## Begin

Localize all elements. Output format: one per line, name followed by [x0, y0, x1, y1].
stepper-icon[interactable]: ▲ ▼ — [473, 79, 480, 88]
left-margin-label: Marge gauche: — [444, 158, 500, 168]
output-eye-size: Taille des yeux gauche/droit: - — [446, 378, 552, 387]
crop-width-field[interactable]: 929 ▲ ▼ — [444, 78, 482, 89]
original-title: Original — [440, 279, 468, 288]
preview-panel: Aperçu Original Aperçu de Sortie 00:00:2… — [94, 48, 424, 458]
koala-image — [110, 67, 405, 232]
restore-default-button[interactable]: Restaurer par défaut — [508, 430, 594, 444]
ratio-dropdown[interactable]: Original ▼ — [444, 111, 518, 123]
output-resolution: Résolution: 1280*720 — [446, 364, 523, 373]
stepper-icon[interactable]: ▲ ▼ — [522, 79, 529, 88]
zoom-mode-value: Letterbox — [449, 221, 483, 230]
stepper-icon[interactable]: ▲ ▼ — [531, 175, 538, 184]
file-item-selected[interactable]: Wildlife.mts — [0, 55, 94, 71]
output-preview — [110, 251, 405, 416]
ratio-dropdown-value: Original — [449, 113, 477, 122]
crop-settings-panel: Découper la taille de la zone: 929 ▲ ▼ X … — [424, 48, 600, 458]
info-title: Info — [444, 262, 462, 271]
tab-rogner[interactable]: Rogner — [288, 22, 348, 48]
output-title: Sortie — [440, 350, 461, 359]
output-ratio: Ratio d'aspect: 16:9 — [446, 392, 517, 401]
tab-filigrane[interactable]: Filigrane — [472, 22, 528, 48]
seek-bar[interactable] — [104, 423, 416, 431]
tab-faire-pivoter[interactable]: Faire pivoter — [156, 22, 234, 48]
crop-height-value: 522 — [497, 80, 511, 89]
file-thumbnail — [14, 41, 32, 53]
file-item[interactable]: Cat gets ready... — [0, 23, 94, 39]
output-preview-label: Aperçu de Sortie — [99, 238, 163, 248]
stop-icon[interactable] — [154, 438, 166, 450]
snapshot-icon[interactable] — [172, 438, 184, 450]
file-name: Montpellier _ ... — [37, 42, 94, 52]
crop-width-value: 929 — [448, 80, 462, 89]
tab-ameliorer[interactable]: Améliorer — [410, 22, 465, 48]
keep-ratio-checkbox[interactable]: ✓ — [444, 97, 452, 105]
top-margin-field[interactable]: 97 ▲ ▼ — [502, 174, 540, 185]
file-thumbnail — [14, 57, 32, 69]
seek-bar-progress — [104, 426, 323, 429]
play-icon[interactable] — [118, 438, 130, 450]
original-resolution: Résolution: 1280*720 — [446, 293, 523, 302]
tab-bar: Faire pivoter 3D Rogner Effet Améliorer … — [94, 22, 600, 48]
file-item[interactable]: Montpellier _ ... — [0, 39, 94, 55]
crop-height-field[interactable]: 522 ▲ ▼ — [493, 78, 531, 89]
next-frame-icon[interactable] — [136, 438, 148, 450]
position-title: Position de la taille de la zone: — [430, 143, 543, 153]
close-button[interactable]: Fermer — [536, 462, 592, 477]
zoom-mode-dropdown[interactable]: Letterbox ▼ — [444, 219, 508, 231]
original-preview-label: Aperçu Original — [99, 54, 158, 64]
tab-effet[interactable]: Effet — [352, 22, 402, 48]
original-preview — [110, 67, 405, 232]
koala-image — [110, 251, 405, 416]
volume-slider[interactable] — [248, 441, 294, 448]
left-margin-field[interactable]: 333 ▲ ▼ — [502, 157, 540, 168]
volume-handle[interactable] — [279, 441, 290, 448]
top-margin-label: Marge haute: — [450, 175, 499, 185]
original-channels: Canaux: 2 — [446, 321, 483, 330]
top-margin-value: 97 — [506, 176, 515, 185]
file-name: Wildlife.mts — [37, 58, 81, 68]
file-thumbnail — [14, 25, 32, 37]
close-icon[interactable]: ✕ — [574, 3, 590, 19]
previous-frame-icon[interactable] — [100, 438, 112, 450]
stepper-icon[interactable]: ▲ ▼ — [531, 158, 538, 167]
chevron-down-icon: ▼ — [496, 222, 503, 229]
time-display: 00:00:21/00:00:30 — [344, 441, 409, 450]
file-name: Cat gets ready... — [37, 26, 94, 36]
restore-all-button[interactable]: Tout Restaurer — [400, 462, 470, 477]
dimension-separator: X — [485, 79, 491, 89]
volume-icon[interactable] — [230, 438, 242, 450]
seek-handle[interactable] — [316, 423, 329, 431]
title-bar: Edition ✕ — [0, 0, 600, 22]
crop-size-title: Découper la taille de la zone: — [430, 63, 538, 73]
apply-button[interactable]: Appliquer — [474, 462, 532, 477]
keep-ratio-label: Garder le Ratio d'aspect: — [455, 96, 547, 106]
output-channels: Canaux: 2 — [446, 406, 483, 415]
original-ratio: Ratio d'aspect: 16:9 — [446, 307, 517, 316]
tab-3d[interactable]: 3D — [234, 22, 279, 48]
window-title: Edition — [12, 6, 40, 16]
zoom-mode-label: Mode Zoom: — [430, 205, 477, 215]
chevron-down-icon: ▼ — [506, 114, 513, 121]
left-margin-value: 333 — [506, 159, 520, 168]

## End

TASK GOAL: Reproduce every line of the data above verbatim and in the same order.

ANSWER FOR THIS EXERCISE:
Localize all elements. Output format: one per line, name followed by [x0, y0, x1, y1].
stepper-icon[interactable]: ▲ ▼ — [473, 79, 480, 88]
left-margin-label: Marge gauche: — [444, 158, 500, 168]
output-eye-size: Taille des yeux gauche/droit: - — [446, 378, 552, 387]
crop-width-field[interactable]: 929 ▲ ▼ — [444, 78, 482, 89]
original-title: Original — [440, 279, 468, 288]
preview-panel: Aperçu Original Aperçu de Sortie 00:00:2… — [94, 48, 424, 458]
koala-image — [110, 67, 405, 232]
restore-default-button[interactable]: Restaurer par défaut — [508, 430, 594, 444]
ratio-dropdown[interactable]: Original ▼ — [444, 111, 518, 123]
output-resolution: Résolution: 1280*720 — [446, 364, 523, 373]
stepper-icon[interactable]: ▲ ▼ — [522, 79, 529, 88]
zoom-mode-value: Letterbox — [449, 221, 483, 230]
stepper-icon[interactable]: ▲ ▼ — [531, 175, 538, 184]
file-item-selected[interactable]: Wildlife.mts — [0, 55, 94, 71]
output-preview — [110, 251, 405, 416]
ratio-dropdown-value: Original — [449, 113, 477, 122]
crop-settings-panel: Découper la taille de la zone: 929 ▲ ▼ X … — [424, 48, 600, 458]
info-title: Info — [444, 262, 462, 271]
tab-rogner[interactable]: Rogner — [288, 22, 348, 48]
output-title: Sortie — [440, 350, 461, 359]
output-ratio: Ratio d'aspect: 16:9 — [446, 392, 517, 401]
tab-filigrane[interactable]: Filigrane — [472, 22, 528, 48]
seek-bar[interactable] — [104, 423, 416, 431]
tab-faire-pivoter[interactable]: Faire pivoter — [156, 22, 234, 48]
crop-height-value: 522 — [497, 80, 511, 89]
file-thumbnail — [14, 41, 32, 53]
file-item[interactable]: Cat gets ready... — [0, 23, 94, 39]
output-preview-label: Aperçu de Sortie — [99, 238, 163, 248]
stop-icon[interactable] — [154, 438, 166, 450]
snapshot-icon[interactable] — [172, 438, 184, 450]
file-name: Montpellier _ ... — [37, 42, 94, 52]
crop-width-value: 929 — [448, 80, 462, 89]
tab-ameliorer[interactable]: Améliorer — [410, 22, 465, 48]
keep-ratio-checkbox[interactable]: ✓ — [444, 97, 452, 105]
top-margin-field[interactable]: 97 ▲ ▼ — [502, 174, 540, 185]
file-thumbnail — [14, 57, 32, 69]
seek-bar-progress — [104, 426, 323, 429]
play-icon[interactable] — [118, 438, 130, 450]
original-resolution: Résolution: 1280*720 — [446, 293, 523, 302]
tab-bar: Faire pivoter 3D Rogner Effet Améliorer … — [94, 22, 600, 48]
file-item[interactable]: Montpellier _ ... — [0, 39, 94, 55]
crop-height-field[interactable]: 522 ▲ ▼ — [493, 78, 531, 89]
next-frame-icon[interactable] — [136, 438, 148, 450]
position-title: Position de la taille de la zone: — [430, 143, 543, 153]
close-button[interactable]: Fermer — [536, 462, 592, 477]
zoom-mode-dropdown[interactable]: Letterbox ▼ — [444, 219, 508, 231]
original-preview-label: Aperçu Original — [99, 54, 158, 64]
tab-effet[interactable]: Effet — [352, 22, 402, 48]
original-preview — [110, 67, 405, 232]
koala-image — [110, 251, 405, 416]
volume-slider[interactable] — [248, 441, 294, 448]
left-margin-field[interactable]: 333 ▲ ▼ — [502, 157, 540, 168]
volume-handle[interactable] — [279, 441, 290, 448]
top-margin-label: Marge haute: — [450, 175, 499, 185]
original-channels: Canaux: 2 — [446, 321, 483, 330]
top-margin-value: 97 — [506, 176, 515, 185]
file-name: Wildlife.mts — [37, 58, 81, 68]
file-thumbnail — [14, 25, 32, 37]
close-icon[interactable]: ✕ — [574, 3, 590, 19]
previous-frame-icon[interactable] — [100, 438, 112, 450]
stepper-icon[interactable]: ▲ ▼ — [531, 158, 538, 167]
chevron-down-icon: ▼ — [496, 222, 503, 229]
time-display: 00:00:21/00:00:30 — [344, 441, 409, 450]
file-name: Cat gets ready... — [37, 26, 94, 36]
restore-all-button[interactable]: Tout Restaurer — [400, 462, 470, 477]
dimension-separator: X — [485, 79, 491, 89]
volume-icon[interactable] — [230, 438, 242, 450]
seek-handle[interactable] — [316, 423, 329, 431]
title-bar: Edition ✕ — [0, 0, 600, 22]
crop-size-title: Découper la taille de la zone: — [430, 63, 538, 73]
apply-button[interactable]: Appliquer — [474, 462, 532, 477]
keep-ratio-label: Garder le Ratio d'aspect: — [455, 96, 547, 106]
output-channels: Canaux: 2 — [446, 406, 483, 415]
original-ratio: Ratio d'aspect: 16:9 — [446, 307, 517, 316]
tab-3d[interactable]: 3D — [234, 22, 279, 48]
window-title: Edition — [12, 6, 40, 16]
zoom-mode-label: Mode Zoom: — [430, 205, 477, 215]
chevron-down-icon: ▼ — [506, 114, 513, 121]
left-margin-value: 333 — [506, 159, 520, 168]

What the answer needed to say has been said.